==== Input records ====

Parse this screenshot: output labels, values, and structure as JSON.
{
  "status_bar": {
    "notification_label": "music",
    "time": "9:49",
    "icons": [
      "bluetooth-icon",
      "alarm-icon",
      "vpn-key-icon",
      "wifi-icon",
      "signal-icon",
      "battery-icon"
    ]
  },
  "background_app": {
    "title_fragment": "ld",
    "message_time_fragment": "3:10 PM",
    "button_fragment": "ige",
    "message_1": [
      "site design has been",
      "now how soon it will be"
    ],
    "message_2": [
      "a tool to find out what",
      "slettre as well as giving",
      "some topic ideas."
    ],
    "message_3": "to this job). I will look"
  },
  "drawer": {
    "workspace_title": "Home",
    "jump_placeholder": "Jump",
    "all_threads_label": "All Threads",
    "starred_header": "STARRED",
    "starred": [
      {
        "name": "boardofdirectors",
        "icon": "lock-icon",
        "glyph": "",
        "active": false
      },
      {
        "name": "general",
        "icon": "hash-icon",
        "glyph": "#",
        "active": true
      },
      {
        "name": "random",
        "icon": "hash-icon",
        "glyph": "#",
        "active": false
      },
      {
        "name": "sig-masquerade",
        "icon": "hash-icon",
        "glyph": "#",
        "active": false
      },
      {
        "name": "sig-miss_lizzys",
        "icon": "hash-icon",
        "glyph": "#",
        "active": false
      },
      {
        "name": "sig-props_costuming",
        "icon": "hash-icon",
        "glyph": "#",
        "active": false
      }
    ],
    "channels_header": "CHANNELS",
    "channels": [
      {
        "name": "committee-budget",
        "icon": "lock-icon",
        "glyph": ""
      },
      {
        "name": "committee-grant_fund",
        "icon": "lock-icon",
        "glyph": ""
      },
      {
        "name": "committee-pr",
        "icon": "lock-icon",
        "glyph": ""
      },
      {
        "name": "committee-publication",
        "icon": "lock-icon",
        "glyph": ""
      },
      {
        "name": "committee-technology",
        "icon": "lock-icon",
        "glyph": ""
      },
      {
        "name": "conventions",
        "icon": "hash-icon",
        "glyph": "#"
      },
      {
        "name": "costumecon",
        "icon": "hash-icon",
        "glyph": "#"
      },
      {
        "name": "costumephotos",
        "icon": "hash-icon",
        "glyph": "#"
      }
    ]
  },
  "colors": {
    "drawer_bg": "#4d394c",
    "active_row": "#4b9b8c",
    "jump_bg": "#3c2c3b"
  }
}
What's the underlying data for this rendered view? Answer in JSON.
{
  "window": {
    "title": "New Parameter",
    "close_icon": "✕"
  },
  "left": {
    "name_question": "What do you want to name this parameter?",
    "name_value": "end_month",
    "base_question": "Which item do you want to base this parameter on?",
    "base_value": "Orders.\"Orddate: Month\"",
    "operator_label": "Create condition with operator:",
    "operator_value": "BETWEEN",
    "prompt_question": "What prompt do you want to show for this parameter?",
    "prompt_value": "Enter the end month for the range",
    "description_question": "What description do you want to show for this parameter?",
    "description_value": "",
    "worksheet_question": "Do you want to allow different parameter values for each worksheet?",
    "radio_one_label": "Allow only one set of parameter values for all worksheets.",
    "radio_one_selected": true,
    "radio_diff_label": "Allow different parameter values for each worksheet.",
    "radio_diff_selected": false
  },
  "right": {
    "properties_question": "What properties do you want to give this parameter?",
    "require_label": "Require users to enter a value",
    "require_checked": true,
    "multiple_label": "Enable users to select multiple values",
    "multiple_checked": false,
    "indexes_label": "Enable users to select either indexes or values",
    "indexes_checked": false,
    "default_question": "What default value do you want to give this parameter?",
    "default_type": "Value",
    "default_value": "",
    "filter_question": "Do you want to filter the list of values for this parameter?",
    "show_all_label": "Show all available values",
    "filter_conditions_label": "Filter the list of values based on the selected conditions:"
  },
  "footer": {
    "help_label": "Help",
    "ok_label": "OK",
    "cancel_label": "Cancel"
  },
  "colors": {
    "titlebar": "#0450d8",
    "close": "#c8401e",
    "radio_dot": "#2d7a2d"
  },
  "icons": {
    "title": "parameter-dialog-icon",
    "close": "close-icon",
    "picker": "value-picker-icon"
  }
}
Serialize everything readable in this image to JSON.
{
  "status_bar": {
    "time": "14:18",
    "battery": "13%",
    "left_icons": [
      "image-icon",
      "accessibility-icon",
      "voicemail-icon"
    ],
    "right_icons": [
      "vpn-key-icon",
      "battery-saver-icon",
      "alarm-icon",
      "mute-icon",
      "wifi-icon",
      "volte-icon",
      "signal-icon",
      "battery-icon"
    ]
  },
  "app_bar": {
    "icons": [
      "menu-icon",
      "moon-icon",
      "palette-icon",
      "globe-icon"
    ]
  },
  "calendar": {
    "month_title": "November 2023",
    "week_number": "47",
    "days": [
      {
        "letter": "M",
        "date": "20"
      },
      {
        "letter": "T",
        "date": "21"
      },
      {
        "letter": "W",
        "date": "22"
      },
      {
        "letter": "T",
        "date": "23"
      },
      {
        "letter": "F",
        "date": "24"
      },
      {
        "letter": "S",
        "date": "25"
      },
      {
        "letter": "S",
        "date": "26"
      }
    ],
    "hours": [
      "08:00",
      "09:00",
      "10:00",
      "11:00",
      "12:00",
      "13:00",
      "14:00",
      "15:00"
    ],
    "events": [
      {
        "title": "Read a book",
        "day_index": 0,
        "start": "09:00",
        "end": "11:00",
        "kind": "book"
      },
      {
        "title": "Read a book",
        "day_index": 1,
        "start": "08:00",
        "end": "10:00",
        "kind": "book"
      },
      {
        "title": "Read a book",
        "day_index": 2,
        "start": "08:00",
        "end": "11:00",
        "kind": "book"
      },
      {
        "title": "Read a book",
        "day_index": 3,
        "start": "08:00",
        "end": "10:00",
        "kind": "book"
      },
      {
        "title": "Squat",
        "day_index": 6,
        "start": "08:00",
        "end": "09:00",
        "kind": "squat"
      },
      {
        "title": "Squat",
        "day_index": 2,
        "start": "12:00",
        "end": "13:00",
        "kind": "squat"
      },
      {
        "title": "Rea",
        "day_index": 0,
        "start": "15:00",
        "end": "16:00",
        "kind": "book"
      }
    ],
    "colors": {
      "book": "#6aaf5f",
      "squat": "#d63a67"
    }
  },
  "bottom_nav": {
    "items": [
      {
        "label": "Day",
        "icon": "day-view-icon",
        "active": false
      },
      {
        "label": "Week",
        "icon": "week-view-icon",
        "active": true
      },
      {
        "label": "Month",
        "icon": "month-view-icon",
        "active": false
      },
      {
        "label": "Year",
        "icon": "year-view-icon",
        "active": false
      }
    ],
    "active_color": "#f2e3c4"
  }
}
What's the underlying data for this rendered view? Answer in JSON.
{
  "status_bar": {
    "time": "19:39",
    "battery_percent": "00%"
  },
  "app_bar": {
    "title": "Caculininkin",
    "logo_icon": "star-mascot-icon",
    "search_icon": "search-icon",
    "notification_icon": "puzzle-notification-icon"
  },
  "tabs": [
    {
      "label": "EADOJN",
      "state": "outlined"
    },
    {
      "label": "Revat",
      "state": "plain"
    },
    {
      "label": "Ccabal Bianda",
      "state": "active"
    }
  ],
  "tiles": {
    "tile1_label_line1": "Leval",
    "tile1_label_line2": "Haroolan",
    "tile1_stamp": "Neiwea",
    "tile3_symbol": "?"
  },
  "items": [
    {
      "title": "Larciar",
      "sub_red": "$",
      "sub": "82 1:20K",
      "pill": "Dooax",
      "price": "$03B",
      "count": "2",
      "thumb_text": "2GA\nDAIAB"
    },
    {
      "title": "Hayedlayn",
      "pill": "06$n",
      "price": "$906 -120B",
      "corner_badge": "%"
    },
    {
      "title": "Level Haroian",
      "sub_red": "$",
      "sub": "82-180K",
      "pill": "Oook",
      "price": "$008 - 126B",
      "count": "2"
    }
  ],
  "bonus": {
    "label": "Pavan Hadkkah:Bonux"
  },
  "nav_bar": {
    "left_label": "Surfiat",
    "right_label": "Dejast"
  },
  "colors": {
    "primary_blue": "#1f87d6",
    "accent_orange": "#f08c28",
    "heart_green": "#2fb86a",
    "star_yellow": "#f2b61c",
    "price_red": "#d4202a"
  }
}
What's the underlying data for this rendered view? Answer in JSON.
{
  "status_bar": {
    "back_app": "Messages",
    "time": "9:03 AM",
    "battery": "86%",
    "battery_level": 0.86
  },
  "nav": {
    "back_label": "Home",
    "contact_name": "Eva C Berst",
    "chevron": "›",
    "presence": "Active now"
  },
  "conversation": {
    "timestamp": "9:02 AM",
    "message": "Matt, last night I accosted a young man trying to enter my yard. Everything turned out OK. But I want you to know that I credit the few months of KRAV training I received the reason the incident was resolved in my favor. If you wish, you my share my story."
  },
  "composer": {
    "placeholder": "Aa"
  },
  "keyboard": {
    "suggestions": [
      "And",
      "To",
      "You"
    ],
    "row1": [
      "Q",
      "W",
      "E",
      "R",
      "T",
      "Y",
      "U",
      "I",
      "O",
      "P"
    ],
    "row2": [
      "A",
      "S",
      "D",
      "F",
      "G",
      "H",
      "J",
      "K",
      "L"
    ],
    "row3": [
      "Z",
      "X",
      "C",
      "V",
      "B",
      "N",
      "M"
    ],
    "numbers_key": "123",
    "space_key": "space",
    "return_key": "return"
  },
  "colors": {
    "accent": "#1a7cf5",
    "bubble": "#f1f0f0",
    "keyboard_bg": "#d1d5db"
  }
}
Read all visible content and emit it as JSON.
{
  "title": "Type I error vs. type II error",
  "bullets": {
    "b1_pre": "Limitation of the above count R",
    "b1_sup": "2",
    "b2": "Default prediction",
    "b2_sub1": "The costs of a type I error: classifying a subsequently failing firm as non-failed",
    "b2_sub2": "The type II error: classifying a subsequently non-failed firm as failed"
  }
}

====

**What is asked:**
Where a line contains "true", copy that line.

**The output:**
        "active": true
    "radio_one_selected": true,
    "require_checked": true,
        "active": true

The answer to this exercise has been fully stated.